◆ The task
Which lines in the material below contain the word "FINANCIAL"? Copy each of them.

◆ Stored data
☆ ☆ ☆ ☆ ☆
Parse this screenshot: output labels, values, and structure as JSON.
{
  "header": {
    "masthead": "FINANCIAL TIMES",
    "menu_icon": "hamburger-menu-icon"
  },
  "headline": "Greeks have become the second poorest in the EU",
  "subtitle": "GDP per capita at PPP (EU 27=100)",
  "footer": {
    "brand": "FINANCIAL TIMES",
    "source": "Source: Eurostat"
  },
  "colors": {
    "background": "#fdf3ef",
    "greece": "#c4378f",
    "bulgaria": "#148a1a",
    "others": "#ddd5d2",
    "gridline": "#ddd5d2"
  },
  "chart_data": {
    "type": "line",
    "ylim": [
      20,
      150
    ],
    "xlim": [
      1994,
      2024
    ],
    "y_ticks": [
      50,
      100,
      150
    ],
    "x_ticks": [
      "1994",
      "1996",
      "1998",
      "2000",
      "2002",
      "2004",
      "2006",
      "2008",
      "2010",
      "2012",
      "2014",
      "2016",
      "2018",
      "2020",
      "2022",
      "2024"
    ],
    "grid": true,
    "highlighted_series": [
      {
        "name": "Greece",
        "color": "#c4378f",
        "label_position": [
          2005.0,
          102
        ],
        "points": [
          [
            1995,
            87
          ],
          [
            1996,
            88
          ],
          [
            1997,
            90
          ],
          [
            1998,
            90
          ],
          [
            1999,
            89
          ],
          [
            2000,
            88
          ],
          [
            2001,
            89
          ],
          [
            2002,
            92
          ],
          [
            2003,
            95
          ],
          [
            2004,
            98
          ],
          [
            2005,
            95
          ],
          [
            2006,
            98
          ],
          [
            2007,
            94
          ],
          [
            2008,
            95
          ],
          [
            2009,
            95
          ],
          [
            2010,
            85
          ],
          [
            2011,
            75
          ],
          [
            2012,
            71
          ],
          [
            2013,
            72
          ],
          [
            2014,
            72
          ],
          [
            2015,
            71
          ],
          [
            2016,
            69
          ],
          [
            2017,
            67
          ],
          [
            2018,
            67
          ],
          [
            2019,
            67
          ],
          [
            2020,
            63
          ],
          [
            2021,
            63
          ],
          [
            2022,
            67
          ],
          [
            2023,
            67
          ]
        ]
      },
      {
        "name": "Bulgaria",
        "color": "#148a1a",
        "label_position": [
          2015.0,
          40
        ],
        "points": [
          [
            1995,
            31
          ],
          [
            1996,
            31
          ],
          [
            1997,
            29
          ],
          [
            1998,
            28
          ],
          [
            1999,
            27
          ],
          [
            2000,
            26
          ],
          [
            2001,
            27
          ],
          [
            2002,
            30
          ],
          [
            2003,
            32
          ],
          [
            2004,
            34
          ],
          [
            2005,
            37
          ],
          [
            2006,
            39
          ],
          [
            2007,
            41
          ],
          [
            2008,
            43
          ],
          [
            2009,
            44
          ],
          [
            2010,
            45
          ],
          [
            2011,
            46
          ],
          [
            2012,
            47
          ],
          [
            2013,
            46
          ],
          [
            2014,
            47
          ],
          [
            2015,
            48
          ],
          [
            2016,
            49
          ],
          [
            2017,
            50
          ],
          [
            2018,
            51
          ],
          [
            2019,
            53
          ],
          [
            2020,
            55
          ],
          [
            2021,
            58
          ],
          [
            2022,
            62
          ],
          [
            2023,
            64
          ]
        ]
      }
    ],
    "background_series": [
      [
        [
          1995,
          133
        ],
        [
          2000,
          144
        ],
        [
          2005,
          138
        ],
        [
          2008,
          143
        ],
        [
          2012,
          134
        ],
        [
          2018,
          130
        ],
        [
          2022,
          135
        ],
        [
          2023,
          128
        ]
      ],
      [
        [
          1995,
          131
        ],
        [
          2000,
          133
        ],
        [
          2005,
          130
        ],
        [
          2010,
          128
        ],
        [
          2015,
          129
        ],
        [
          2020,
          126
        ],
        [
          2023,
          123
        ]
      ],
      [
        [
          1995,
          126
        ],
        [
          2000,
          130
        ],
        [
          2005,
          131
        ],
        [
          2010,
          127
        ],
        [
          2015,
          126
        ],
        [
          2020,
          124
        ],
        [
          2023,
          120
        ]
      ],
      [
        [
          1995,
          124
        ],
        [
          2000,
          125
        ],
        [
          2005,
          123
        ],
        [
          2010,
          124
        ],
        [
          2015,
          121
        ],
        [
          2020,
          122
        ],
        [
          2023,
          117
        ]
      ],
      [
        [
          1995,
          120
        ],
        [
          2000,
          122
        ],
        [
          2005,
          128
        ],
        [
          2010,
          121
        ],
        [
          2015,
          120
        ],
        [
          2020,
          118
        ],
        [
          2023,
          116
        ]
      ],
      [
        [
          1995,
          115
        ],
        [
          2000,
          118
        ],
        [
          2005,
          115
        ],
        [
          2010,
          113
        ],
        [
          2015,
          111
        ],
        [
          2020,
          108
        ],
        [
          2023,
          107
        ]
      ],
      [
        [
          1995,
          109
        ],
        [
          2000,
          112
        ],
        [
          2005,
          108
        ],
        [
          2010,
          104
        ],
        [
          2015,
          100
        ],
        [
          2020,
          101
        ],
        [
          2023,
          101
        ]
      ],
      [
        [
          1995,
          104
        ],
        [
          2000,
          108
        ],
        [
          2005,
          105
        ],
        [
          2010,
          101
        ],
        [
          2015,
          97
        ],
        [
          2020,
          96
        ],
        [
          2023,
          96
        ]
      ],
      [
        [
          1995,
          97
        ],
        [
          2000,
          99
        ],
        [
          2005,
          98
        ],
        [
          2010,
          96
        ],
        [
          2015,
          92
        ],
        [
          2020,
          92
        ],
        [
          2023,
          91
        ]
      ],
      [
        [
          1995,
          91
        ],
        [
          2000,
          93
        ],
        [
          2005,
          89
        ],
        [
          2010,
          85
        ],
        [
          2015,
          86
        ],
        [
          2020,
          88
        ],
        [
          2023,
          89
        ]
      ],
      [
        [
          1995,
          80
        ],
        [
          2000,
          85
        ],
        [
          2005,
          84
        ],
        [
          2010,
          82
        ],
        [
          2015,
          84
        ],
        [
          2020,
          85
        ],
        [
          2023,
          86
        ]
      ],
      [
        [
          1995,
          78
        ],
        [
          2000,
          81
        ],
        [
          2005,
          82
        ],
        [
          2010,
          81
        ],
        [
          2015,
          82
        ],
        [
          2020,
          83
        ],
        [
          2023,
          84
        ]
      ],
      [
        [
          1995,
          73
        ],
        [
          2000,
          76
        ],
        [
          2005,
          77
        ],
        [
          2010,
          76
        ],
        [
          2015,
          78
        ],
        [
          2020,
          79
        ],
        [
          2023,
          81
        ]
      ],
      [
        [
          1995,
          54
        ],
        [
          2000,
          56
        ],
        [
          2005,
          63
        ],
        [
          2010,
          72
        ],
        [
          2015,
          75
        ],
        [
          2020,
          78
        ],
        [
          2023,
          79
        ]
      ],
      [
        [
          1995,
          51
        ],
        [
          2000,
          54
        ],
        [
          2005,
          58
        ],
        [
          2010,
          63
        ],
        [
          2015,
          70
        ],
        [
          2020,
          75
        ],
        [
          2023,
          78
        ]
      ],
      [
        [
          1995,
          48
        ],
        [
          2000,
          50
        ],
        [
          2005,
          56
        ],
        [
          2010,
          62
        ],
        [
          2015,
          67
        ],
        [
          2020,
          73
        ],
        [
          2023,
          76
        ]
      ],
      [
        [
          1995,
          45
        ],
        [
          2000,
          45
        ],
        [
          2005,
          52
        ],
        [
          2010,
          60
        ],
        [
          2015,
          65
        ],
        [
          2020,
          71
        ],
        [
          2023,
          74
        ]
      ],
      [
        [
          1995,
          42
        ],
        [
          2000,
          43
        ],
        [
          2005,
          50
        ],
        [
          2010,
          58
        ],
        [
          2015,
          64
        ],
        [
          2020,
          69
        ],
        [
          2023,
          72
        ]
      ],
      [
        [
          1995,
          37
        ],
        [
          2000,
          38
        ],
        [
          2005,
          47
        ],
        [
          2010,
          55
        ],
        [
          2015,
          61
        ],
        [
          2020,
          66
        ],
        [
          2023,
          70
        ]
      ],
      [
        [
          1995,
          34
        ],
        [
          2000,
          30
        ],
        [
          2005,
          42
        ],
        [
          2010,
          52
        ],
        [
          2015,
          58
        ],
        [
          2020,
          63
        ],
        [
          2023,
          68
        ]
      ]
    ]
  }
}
☆ ☆ ☆ ☆ ☆
◆ Exercise answer
    "masthead": "FINANCIAL TIMES",
    "brand": "FINANCIAL TIMES",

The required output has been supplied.